#### RECORDS

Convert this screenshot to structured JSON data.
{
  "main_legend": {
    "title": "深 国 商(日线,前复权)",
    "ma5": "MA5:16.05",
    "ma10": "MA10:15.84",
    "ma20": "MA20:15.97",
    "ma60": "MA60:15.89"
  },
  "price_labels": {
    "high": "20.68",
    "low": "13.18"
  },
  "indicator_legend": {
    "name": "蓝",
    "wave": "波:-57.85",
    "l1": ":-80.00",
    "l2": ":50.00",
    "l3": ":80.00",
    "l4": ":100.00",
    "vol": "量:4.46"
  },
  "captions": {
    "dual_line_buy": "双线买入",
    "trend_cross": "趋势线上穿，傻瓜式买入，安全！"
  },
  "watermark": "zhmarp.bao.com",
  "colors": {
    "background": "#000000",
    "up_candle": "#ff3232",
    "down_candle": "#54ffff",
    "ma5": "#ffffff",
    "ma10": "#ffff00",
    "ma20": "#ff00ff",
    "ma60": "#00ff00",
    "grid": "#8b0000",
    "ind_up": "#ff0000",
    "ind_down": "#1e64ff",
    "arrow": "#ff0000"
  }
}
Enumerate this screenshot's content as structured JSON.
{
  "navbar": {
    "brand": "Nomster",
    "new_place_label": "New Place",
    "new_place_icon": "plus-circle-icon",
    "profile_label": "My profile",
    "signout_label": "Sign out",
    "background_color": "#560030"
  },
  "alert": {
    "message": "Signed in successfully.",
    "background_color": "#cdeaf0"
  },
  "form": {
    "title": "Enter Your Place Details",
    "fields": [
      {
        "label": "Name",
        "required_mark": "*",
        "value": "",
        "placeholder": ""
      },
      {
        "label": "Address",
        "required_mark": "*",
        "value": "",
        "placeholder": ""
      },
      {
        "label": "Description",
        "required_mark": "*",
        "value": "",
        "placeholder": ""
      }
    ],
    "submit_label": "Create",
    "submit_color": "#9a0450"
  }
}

########

• WRITTEN EXERCISE
Go through the records and gather the lines that hold "this".

• CORRECT ANSWER
Convert this screenshot to structured JSON data.
Enumerate this screenshot's content as structured JSON.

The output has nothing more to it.